* The request *
Search the listing for the string "females" and copy every line that contains it.

* Exercise input *

....

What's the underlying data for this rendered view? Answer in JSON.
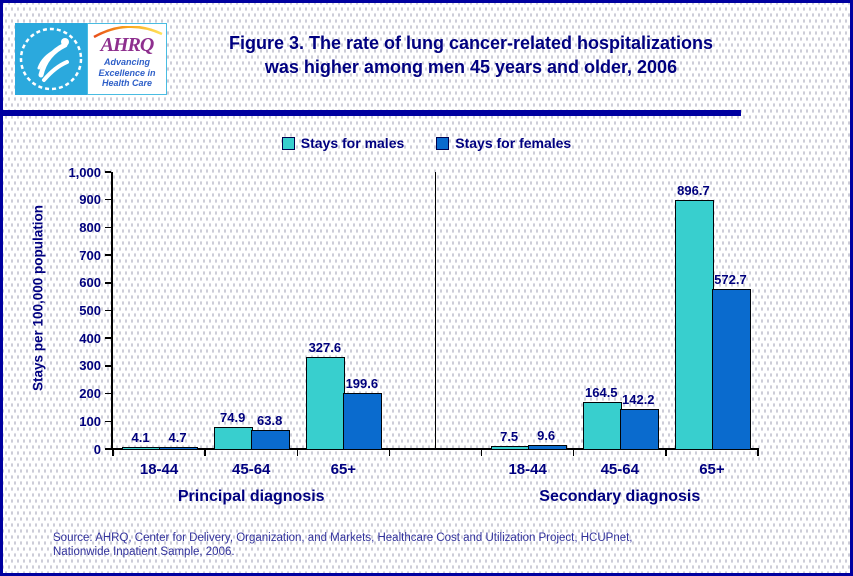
{
  "figure": {
    "title_line1": "Figure 3. The rate of lung cancer-related hospitalizations",
    "title_line2": "was higher among men 45 years and older, 2006"
  },
  "logo": {
    "acronym": "AHRQ",
    "tagline_line1": "Advancing",
    "tagline_line2": "Excellence in",
    "tagline_line3": "Health Care",
    "colors": {
      "hhs_cyan": "#2BA9DD",
      "ahrq_purple": "#8E2F8E",
      "tagline_blue": "#2E5FC8"
    }
  },
  "legend": {
    "items": [
      {
        "label": "Stays for males",
        "color": "#38CFCE"
      },
      {
        "label": "Stays for females",
        "color": "#0A6BCE"
      }
    ]
  },
  "chart_data": {
    "type": "bar",
    "title": "",
    "xlabel": "",
    "ylabel": "Stays per 100,000 population",
    "ylim": [
      0,
      1000
    ],
    "ytick_values": [
      0,
      100,
      200,
      300,
      400,
      500,
      600,
      700,
      800,
      900,
      1000
    ],
    "ytick_labels": [
      "0",
      "100",
      "200",
      "300",
      "400",
      "500",
      "600",
      "700",
      "800",
      "900",
      "1,000"
    ],
    "grid": false,
    "legend_position": "top-center",
    "bar_colors": {
      "males": "#38CFCE",
      "females": "#0A6BCE"
    },
    "groups": [
      {
        "label": "Principal diagnosis",
        "categories": [
          "18-44",
          "45-64",
          "65+"
        ],
        "series": [
          {
            "name": "Stays for males",
            "color": "#38CFCE",
            "values": [
              4.1,
              74.9,
              327.6
            ]
          },
          {
            "name": "Stays for females",
            "color": "#0A6BCE",
            "values": [
              4.7,
              63.8,
              199.6
            ]
          }
        ]
      },
      {
        "label": "Secondary diagnosis",
        "categories": [
          "18-44",
          "45-64",
          "65+"
        ],
        "series": [
          {
            "name": "Stays for males",
            "color": "#38CFCE",
            "values": [
              7.5,
              164.5,
              896.7
            ]
          },
          {
            "name": "Stays for females",
            "color": "#0A6BCE",
            "values": [
              9.6,
              142.2,
              572.7
            ]
          }
        ]
      }
    ]
  },
  "source": {
    "line1": "Source: AHRQ, Center for Delivery, Organization, and Markets, Healthcare Cost and Utilization Project, HCUPnet,",
    "line2": "Nationwide Inpatient Sample, 2006."
  }
}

....

* Reply *
        "label": "Stays for females",
      "females": "#0A6BCE"
            "name": "Stays for females",
            "name": "Stays for females",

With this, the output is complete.